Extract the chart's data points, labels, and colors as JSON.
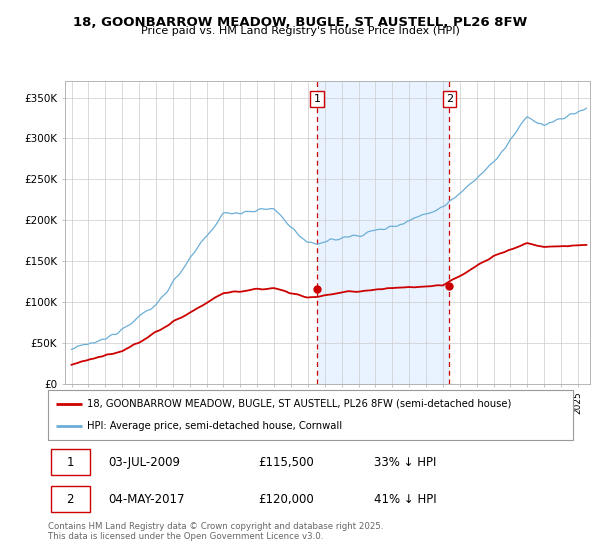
{
  "title": "18, GOONBARROW MEADOW, BUGLE, ST AUSTELL, PL26 8FW",
  "subtitle": "Price paid vs. HM Land Registry's House Price Index (HPI)",
  "legend_line1": "18, GOONBARROW MEADOW, BUGLE, ST AUSTELL, PL26 8FW (semi-detached house)",
  "legend_line2": "HPI: Average price, semi-detached house, Cornwall",
  "footer": "Contains HM Land Registry data © Crown copyright and database right 2025.\nThis data is licensed under the Open Government Licence v3.0.",
  "sale1_date": "03-JUL-2009",
  "sale1_price": 115500,
  "sale1_label": "1",
  "sale1_note": "33% ↓ HPI",
  "sale2_date": "04-MAY-2017",
  "sale2_price": 120000,
  "sale2_label": "2",
  "sale2_note": "41% ↓ HPI",
  "hpi_color": "#6baed6",
  "price_color": "#cc0000",
  "sale_marker_color": "#cc0000",
  "vline_color": "#cc0000",
  "shade_color": "#ddeeff",
  "ylim": [
    0,
    370000
  ],
  "yticks": [
    0,
    50000,
    100000,
    150000,
    200000,
    250000,
    300000,
    350000
  ],
  "background_color": "#ffffff",
  "grid_color": "#cccccc"
}
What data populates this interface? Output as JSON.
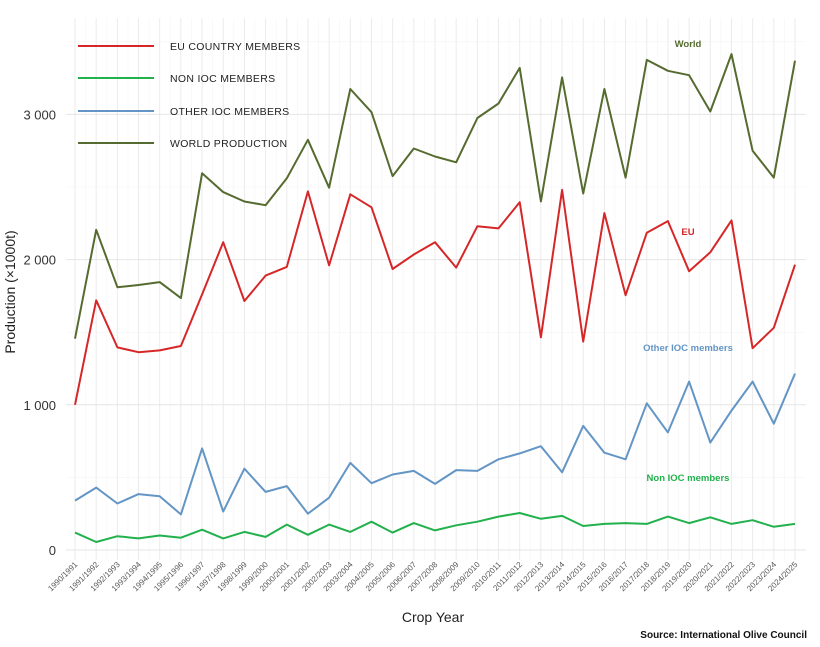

(Objective):
Reproduce the full listing above verbatim, with no pictures included.

(Correct result):
Extract the chart's data points, labels, and colors as JSON.
{
  "title": "18, GOONBARROW MEADOW, BUGLE, ST AUSTELL, PL26 8FW",
  "subtitle": "Price paid vs. HM Land Registry's House Price Index (HPI)",
  "legend_line1": "18, GOONBARROW MEADOW, BUGLE, ST AUSTELL, PL26 8FW (semi-detached house)",
  "legend_line2": "HPI: Average price, semi-detached house, Cornwall",
  "footer": "Contains HM Land Registry data © Crown copyright and database right 2025.\nThis data is licensed under the Open Government Licence v3.0.",
  "sale1_date": "03-JUL-2009",
  "sale1_price": 115500,
  "sale1_label": "1",
  "sale1_note": "33% ↓ HPI",
  "sale2_date": "04-MAY-2017",
  "sale2_price": 120000,
  "sale2_label": "2",
  "sale2_note": "41% ↓ HPI",
  "hpi_color": "#6baed6",
  "price_color": "#cc0000",
  "sale_marker_color": "#cc0000",
  "vline_color": "#cc0000",
  "shade_color": "#ddeeff",
  "ylim": [
    0,
    370000
  ],
  "yticks": [
    0,
    50000,
    100000,
    150000,
    200000,
    250000,
    300000,
    350000
  ],
  "background_color": "#ffffff",
  "grid_color": "#cccccc"
}
What data populates this interface? Output as JSON.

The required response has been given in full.